▸ TO BE DONE:
Copy only what runs from the line containing "Give me a plain-text" through the end of the material below, line for line, with both ends included.

================

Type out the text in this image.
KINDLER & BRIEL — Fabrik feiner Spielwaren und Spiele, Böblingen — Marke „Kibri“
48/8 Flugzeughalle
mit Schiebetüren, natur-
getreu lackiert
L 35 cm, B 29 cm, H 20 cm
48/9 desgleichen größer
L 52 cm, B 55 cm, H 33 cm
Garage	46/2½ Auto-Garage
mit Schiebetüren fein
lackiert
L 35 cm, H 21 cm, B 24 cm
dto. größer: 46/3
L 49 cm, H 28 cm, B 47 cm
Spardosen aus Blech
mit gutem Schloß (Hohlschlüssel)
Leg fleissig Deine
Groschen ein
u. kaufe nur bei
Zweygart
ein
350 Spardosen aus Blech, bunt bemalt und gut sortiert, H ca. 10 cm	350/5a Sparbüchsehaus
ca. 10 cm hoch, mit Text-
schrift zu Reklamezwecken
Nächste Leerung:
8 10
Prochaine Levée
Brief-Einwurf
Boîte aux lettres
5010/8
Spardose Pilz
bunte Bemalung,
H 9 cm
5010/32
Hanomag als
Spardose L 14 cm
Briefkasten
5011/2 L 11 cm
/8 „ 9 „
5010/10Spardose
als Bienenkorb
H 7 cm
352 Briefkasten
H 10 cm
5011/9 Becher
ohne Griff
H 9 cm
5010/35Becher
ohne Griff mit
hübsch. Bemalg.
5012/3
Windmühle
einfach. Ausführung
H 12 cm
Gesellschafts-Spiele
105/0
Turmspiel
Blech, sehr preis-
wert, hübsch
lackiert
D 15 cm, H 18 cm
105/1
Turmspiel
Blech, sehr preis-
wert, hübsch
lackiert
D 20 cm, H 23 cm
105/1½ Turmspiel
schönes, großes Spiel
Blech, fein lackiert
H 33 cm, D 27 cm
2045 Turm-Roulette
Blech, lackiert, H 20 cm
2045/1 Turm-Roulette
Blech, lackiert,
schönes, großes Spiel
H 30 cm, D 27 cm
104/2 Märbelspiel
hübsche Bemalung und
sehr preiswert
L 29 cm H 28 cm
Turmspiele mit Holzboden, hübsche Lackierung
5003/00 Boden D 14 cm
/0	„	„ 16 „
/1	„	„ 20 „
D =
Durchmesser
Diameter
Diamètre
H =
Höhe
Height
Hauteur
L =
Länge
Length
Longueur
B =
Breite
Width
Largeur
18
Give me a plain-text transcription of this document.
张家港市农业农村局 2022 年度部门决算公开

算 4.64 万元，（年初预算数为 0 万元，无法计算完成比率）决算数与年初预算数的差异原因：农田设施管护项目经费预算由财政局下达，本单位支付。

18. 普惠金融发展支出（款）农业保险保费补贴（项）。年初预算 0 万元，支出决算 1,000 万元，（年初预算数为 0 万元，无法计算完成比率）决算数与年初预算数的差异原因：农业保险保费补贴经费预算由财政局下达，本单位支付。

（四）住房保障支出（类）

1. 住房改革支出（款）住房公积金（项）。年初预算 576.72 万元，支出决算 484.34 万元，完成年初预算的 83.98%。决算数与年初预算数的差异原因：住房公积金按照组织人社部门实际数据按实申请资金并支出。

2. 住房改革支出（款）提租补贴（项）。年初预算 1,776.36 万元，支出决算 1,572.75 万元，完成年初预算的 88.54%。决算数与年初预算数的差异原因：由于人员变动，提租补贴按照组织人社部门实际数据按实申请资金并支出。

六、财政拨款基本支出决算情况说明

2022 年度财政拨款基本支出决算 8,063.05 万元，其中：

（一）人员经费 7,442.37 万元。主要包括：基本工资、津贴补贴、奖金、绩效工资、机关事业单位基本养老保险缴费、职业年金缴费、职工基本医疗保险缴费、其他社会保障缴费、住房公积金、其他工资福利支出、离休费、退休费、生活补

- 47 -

================

▸ TASK SOLUTION:
Give me a plain-text transcription of this document.
张家港市农业农村局 2022 年度部门决算公开

算 4.64 万元，（年初预算数为 0 万元，无法计算完成比率）决算数与年初预算数的差异原因：农田设施管护项目经费预算由财政局下达，本单位支付。

18. 普惠金融发展支出（款）农业保险保费补贴（项）。年初预算 0 万元，支出决算 1,000 万元，（年初预算数为 0 万元，无法计算完成比率）决算数与年初预算数的差异原因：农业保险保费补贴经费预算由财政局下达，本单位支付。

（四）住房保障支出（类）

1. 住房改革支出（款）住房公积金（项）。年初预算 576.72 万元，支出决算 484.34 万元，完成年初预算的 83.98%。决算数与年初预算数的差异原因：住房公积金按照组织人社部门实际数据按实申请资金并支出。

2. 住房改革支出（款）提租补贴（项）。年初预算 1,776.36 万元，支出决算 1,572.75 万元，完成年初预算的 88.54%。决算数与年初预算数的差异原因：由于人员变动，提租补贴按照组织人社部门实际数据按实申请资金并支出。

六、财政拨款基本支出决算情况说明

2022 年度财政拨款基本支出决算 8,063.05 万元，其中：

（一）人员经费 7,442.37 万元。主要包括：基本工资、津贴补贴、奖金、绩效工资、机关事业单位基本养老保险缴费、职业年金缴费、职工基本医疗保险缴费、其他社会保障缴费、住房公积金、其他工资福利支出、离休费、退休费、生活补

- 47 -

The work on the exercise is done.